Your objective: Of all the lines in the material below, how many include the string "alimentaria"? Give the number only.

Data supplied:
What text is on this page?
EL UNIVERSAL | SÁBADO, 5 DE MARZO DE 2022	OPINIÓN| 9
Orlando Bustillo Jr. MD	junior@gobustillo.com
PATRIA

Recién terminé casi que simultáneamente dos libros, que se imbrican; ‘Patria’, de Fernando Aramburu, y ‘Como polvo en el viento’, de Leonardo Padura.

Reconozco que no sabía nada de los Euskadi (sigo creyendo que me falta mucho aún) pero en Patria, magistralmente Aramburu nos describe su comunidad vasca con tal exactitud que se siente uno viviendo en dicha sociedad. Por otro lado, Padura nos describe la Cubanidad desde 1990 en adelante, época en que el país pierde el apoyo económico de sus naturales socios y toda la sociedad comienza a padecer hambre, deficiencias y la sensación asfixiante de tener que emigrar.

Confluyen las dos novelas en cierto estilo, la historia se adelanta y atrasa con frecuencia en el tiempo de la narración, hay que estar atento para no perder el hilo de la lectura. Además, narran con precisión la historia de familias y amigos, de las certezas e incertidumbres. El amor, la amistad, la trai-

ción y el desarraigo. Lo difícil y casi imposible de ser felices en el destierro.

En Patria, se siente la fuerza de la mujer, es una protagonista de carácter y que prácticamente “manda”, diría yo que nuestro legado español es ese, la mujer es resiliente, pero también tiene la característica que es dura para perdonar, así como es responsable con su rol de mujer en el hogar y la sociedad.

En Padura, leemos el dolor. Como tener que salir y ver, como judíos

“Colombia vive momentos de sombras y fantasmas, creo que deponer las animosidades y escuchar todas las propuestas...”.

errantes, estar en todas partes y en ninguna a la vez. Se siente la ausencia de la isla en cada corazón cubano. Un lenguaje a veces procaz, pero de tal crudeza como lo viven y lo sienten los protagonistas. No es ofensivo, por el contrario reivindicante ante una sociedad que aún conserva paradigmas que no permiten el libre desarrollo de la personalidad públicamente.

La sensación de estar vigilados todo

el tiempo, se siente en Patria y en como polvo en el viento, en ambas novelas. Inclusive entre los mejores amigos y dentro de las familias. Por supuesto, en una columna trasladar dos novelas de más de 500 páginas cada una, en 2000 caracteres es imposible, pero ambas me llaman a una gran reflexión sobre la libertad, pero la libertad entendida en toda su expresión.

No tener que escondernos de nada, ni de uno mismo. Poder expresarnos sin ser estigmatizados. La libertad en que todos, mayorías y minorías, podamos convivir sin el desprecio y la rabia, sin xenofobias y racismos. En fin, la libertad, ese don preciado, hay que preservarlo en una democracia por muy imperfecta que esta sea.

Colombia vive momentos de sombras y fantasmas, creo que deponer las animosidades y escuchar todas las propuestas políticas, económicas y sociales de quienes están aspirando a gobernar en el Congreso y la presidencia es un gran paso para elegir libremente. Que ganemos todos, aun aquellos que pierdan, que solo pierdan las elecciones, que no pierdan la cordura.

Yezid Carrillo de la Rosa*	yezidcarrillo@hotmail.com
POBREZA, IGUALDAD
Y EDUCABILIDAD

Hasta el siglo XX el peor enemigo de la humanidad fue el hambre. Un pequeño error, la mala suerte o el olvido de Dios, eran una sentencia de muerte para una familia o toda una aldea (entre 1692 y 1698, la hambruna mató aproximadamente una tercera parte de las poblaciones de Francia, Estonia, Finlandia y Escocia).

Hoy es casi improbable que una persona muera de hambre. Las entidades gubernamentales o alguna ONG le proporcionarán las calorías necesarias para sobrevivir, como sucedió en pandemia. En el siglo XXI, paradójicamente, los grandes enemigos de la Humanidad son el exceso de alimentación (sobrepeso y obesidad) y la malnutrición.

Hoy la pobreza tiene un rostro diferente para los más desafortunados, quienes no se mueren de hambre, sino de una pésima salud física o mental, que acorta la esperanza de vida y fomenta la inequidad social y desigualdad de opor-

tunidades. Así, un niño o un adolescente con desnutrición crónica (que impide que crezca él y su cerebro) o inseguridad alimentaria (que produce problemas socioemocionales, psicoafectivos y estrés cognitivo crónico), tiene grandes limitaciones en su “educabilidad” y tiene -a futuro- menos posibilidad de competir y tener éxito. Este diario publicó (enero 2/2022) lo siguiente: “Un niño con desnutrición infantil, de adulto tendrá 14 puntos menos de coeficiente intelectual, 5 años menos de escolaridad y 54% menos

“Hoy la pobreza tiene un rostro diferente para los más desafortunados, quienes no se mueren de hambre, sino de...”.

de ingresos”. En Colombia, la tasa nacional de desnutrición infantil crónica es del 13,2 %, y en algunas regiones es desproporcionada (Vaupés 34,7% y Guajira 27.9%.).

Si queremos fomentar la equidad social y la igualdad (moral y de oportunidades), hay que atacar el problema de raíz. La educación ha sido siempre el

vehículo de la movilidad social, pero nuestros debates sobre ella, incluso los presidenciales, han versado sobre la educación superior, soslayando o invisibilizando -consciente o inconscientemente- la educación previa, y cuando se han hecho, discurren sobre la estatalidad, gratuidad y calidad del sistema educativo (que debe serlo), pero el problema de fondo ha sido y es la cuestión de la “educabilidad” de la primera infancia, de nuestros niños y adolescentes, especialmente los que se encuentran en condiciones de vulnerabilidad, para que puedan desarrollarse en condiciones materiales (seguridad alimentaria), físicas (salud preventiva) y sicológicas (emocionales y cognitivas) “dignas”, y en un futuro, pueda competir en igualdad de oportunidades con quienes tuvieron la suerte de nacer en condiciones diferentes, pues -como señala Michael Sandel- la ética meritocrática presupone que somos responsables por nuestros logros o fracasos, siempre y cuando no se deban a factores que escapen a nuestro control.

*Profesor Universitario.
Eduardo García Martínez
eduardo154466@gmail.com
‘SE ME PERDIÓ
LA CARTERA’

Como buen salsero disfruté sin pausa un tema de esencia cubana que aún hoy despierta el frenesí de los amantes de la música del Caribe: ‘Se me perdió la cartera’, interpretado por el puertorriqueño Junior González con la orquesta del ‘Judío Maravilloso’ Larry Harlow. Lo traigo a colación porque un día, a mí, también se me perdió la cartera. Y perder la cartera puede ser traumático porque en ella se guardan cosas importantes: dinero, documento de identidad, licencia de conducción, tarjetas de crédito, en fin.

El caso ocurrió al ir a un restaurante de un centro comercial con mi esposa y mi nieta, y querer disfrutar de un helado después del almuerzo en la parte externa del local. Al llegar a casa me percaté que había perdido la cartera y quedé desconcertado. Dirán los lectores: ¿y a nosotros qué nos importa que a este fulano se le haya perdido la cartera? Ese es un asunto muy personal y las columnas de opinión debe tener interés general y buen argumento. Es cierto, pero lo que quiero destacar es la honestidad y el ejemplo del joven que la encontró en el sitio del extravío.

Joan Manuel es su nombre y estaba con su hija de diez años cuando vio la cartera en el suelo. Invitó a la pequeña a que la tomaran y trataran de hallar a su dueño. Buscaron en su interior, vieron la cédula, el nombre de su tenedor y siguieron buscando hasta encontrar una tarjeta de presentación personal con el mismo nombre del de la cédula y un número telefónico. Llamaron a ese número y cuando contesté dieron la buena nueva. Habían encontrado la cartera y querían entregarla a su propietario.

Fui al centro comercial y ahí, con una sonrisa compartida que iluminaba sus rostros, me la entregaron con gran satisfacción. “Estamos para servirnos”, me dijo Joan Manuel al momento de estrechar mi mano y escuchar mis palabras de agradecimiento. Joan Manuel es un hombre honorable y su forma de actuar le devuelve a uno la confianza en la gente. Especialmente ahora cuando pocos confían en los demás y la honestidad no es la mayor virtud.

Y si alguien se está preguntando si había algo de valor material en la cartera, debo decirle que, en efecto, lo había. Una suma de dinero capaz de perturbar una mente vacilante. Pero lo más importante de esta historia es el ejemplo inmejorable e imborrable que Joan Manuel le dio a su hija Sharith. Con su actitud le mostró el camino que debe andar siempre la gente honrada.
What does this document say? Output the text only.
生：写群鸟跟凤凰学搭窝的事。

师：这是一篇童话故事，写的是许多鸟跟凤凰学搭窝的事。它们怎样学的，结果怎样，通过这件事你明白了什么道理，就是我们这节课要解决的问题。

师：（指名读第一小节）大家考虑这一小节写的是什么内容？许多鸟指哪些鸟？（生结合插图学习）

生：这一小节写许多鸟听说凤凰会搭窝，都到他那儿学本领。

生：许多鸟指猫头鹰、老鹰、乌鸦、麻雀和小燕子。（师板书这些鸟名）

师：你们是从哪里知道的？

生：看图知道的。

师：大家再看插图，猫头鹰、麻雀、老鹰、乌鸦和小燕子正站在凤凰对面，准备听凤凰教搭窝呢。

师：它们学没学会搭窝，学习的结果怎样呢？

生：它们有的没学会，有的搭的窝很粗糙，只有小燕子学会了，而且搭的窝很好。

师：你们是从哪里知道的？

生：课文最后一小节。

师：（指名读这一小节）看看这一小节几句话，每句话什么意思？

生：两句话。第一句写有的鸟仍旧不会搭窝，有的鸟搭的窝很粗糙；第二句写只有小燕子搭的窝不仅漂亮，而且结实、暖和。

Answer in full: 2